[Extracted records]
■ ■ ■ ■

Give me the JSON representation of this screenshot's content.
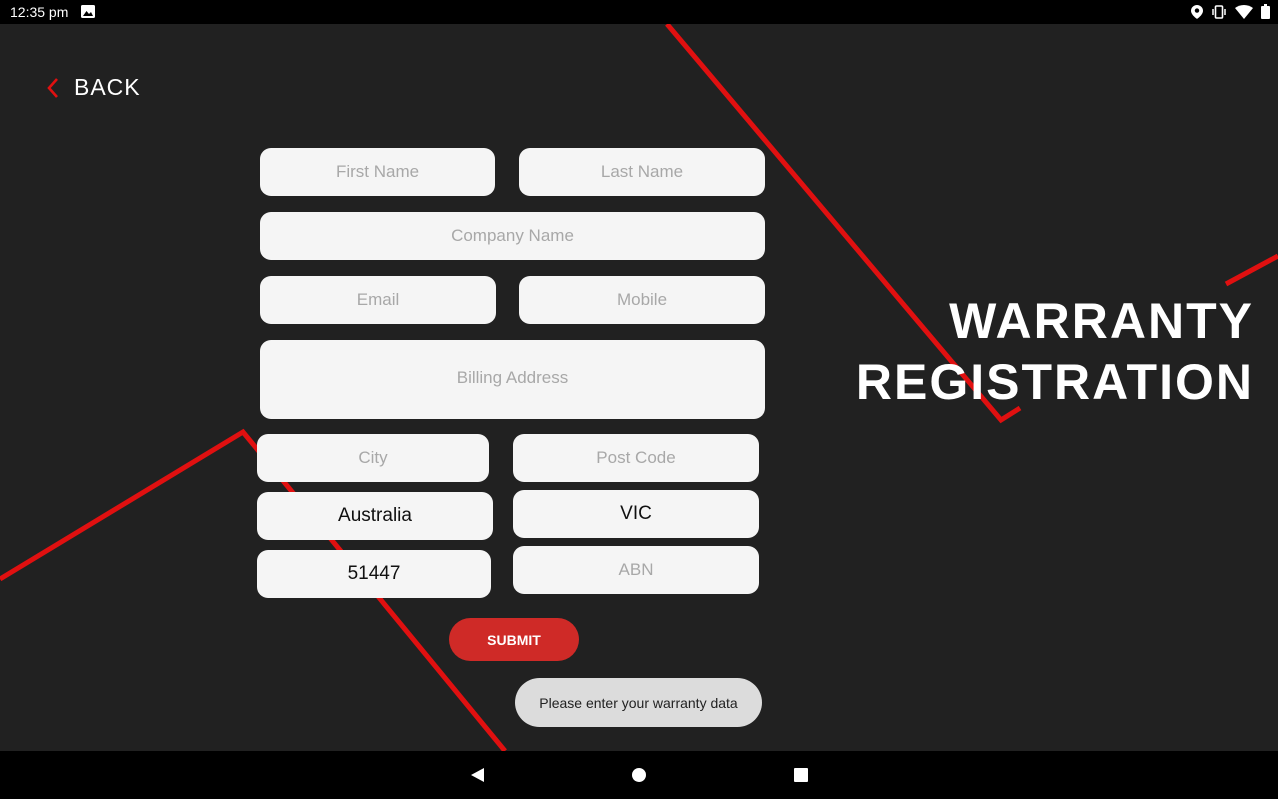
{
  "status_bar": {
    "time": "12:35 pm"
  },
  "header": {
    "back_label": "BACK"
  },
  "title": {
    "line1": "WARRANTY",
    "line2": "REGISTRATION"
  },
  "form": {
    "first_name": {
      "placeholder": "First Name",
      "value": ""
    },
    "last_name": {
      "placeholder": "Last Name",
      "value": ""
    },
    "company_name": {
      "placeholder": "Company Name",
      "value": ""
    },
    "email": {
      "placeholder": "Email",
      "value": ""
    },
    "mobile": {
      "placeholder": "Mobile",
      "value": ""
    },
    "billing_address": {
      "placeholder": "Billing Address",
      "value": ""
    },
    "city": {
      "placeholder": "City",
      "value": ""
    },
    "post_code": {
      "placeholder": "Post Code",
      "value": ""
    },
    "country": {
      "value": "Australia"
    },
    "state": {
      "value": "VIC"
    },
    "number": {
      "value": "51447"
    },
    "abn": {
      "placeholder": "ABN",
      "value": ""
    },
    "submit_label": "SUBMIT"
  },
  "toast": {
    "message": "Please enter your warranty data"
  },
  "colors": {
    "background": "#212121",
    "accent_red": "#e01010",
    "submit_red": "#cf2a27",
    "field_bg": "#f5f5f5"
  },
  "icons": {
    "status_left": "image-icon",
    "status_right": [
      "location-icon",
      "vibrate-icon",
      "wifi-icon",
      "battery-icon"
    ],
    "nav": [
      "back-triangle-icon",
      "home-circle-icon",
      "recents-square-icon"
    ]
  }
}
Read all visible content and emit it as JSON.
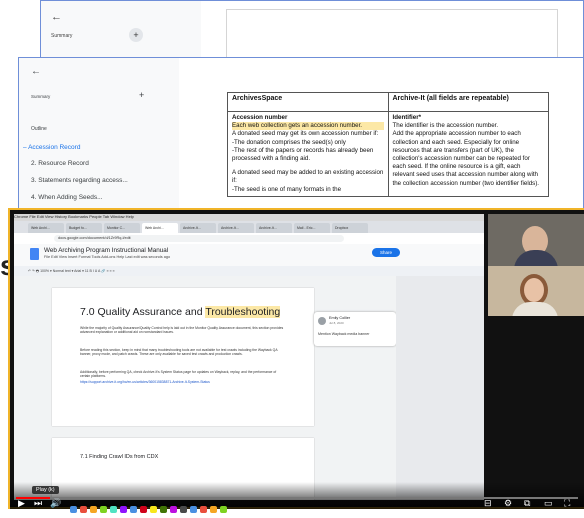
{
  "back_window": {
    "summary_label": "Summary",
    "plus": "+",
    "back_arrow": "←"
  },
  "mid_window": {
    "back_arrow": "←",
    "summary_label": "Summary",
    "plus": "+",
    "outline_label": "Outline",
    "outline_items": [
      "Accession Record",
      "2. Resource Record",
      "3. Statements regarding access...",
      "4. When Adding Seeds..."
    ],
    "table": {
      "col1_header": "ArchivesSpace",
      "col2_header": "Archive-It (all fields are repeatable)",
      "col1_title": "Accession number",
      "col1_lines": [
        "Each web collection gets an accession number.",
        "A donated seed may get its own accession number if:",
        "-The donation comprises the seed(s) only",
        "-The rest of the papers or records has already been processed with a finding aid.",
        "",
        "A donated seed may be added to an existing accession if:",
        "-The seed is one of many formats in the"
      ],
      "col2_title": "Identifier*",
      "col2_lines": [
        "The identifier is the accession number.",
        "Add the appropriate accession number to each collection and each seed. Especially for online resources that are transfers (part of UK), the collection's accession number can be repeated for each seed. If the online resource is a gift, each relevant seed uses that accession number along with the collection accession number (two identifier fields)."
      ]
    }
  },
  "video": {
    "mac_bar": "Chrome  File  Edit  View  History  Bookmarks  People  Tab  Window  Help",
    "browser_tabs": [
      "Web Archi...",
      "Budget fo...",
      "Monitor C...",
      "Web Archi...",
      "Archive-It...",
      "Archive-It...",
      "Archive-It...",
      "Mail - Eric...",
      "Dropbox"
    ],
    "address": "docs.google.com/document/d/1Zr9Rq-l/edit",
    "doc_title": "Web Archiving Program Instructional Manual",
    "doc_menu": "File  Edit  View  Insert  Format  Tools  Add-ons  Help   Last edit was seconds ago",
    "share_label": "Share",
    "toolbar_text": "↶ ↷ 🖶   100%  ▾   Normal text  ▾   Arial  ▾   11   B  I  U  A   🔗  ≡  ≡  ≡",
    "heading_pre": "7.0 Quality Assurance and ",
    "heading_hl": "Troubleshooting",
    "para1": "While the majority of Quality Assurance/Quality Control help is laid out in the Monitor Quality Assurance document, this section provides advanced explanation or additional aid on nonstandard issues.",
    "para2": "Before reading this section, keep in mind that many troubleshooting tools are not available for test crawls including the Wayback QA banner, proxy mode, and patch crawls. These are only available for saved test crawls and production crawls.",
    "para3": "Additionally, before performing QA, check Archive-It's System Status page for updates on Wayback, replay, and the performance of certain platforms.",
    "link": "https://support.archive-it.org/hc/en-us/articles/360015838871-Archive-It-System-Status",
    "comment_name": "Emily Collier",
    "comment_date": "Jul 8, 2020",
    "comment_text": "Mention Wayback media banner",
    "section_heading": "7.1 Finding Crawl IDs from CDX",
    "play_tooltip": "Play (k)"
  },
  "colors": {
    "window_border": "#6f8fd8",
    "highlight": "#fce8a6",
    "link_blue": "#1a73e8",
    "video_border": "#f0b429",
    "progress_red": "#ff0000"
  },
  "playback": {
    "progress_fraction": 0.06
  },
  "cut_letter": "s"
}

■ ■ ■ ■

Given problem:
Take the listing above and print it exactly, apart from the pictures.

Exercise response:
Give me the JSON representation of this screenshot's content.
{
  "status_bar": {
    "time": "12:35 pm"
  },
  "header": {
    "back_label": "BACK"
  },
  "title": {
    "line1": "WARRANTY",
    "line2": "REGISTRATION"
  },
  "form": {
    "first_name": {
      "placeholder": "First Name",
      "value": ""
    },
    "last_name": {
      "placeholder": "Last Name",
      "value": ""
    },
    "company_name": {
      "placeholder": "Company Name",
      "value": ""
    },
    "email": {
      "placeholder": "Email",
      "value": ""
    },
    "mobile": {
      "placeholder": "Mobile",
      "value": ""
    },
    "billing_address": {
      "placeholder": "Billing Address",
      "value": ""
    },
    "city": {
      "placeholder": "City",
      "value": ""
    },
    "post_code": {
      "placeholder": "Post Code",
      "value": ""
    },
    "country": {
      "value": "Australia"
    },
    "state": {
      "value": "VIC"
    },
    "number": {
      "value": "51447"
    },
    "abn": {
      "placeholder": "ABN",
      "value": ""
    },
    "submit_label": "SUBMIT"
  },
  "toast": {
    "message": "Please enter your warranty data"
  },
  "colors": {
    "background": "#212121",
    "accent_red": "#e01010",
    "submit_red": "#cf2a27",
    "field_bg": "#f5f5f5"
  },
  "icons": {
    "status_left": "image-icon",
    "status_right": [
      "location-icon",
      "vibrate-icon",
      "wifi-icon",
      "battery-icon"
    ],
    "nav": [
      "back-triangle-icon",
      "home-circle-icon",
      "recents-square-icon"
    ]
  }
}
Read all visible content and emit it as JSON.
{
  "back_window": {
    "summary_label": "Summary",
    "plus": "+",
    "back_arrow": "←"
  },
  "mid_window": {
    "back_arrow": "←",
    "summary_label": "Summary",
    "plus": "+",
    "outline_label": "Outline",
    "outline_items": [
      "Accession Record",
      "2. Resource Record",
      "3. Statements regarding access...",
      "4. When Adding Seeds..."
    ],
    "table": {
      "col1_header": "ArchivesSpace",
      "col2_header": "Archive-It (all fields are repeatable)",
      "col1_title": "Accession number",
      "col1_lines": [
        "Each web collection gets an accession number.",
        "A donated seed may get its own accession number if:",
        "-The donation comprises the seed(s) only",
        "-The rest of the papers or records has already been processed with a finding aid.",
        "",
        "A donated seed may be added to an existing accession if:",
        "-The seed is one of many formats in the"
      ],
      "col2_title": "Identifier*",
      "col2_lines": [
        "The identifier is the accession number.",
        "Add the appropriate accession number to each collection and each seed. Especially for online resources that are transfers (part of UK), the collection's accession number can be repeated for each seed. If the online resource is a gift, each relevant seed uses that accession number along with the collection accession number (two identifier fields)."
      ]
    }
  },
  "video": {
    "mac_bar": "Chrome  File  Edit  View  History  Bookmarks  People  Tab  Window  Help",
    "browser_tabs": [
      "Web Archi...",
      "Budget fo...",
      "Monitor C...",
      "Web Archi...",
      "Archive-It...",
      "Archive-It...",
      "Archive-It...",
      "Mail - Eric...",
      "Dropbox"
    ],
    "address": "docs.google.com/document/d/1Zr9Rq-l/edit",
    "doc_title": "Web Archiving Program Instructional Manual",
    "doc_menu": "File  Edit  View  Insert  Format  Tools  Add-ons  Help   Last edit was seconds ago",
    "share_label": "Share",
    "toolbar_text": "↶ ↷ 🖶   100%  ▾   Normal text  ▾   Arial  ▾   11   B  I  U  A   🔗  ≡  ≡  ≡",
    "heading_pre": "7.0 Quality Assurance and ",
    "heading_hl": "Troubleshooting",
    "para1": "While the majority of Quality Assurance/Quality Control help is laid out in the Monitor Quality Assurance document, this section provides advanced explanation or additional aid on nonstandard issues.",
    "para2": "Before reading this section, keep in mind that many troubleshooting tools are not available for test crawls including the Wayback QA banner, proxy mode, and patch crawls. These are only available for saved test crawls and production crawls.",
    "para3": "Additionally, before performing QA, check Archive-It's System Status page for updates on Wayback, replay, and the performance of certain platforms.",
    "link": "https://support.archive-it.org/hc/en-us/articles/360015838871-Archive-It-System-Status",
    "comment_name": "Emily Collier",
    "comment_date": "Jul 8, 2020",
    "comment_text": "Mention Wayback media banner",
    "section_heading": "7.1 Finding Crawl IDs from CDX",
    "play_tooltip": "Play (k)"
  },
  "colors": {
    "window_border": "#6f8fd8",
    "highlight": "#fce8a6",
    "link_blue": "#1a73e8",
    "video_border": "#f0b429",
    "progress_red": "#ff0000"
  },
  "playback": {
    "progress_fraction": 0.06
  },
  "cut_letter": "s"
}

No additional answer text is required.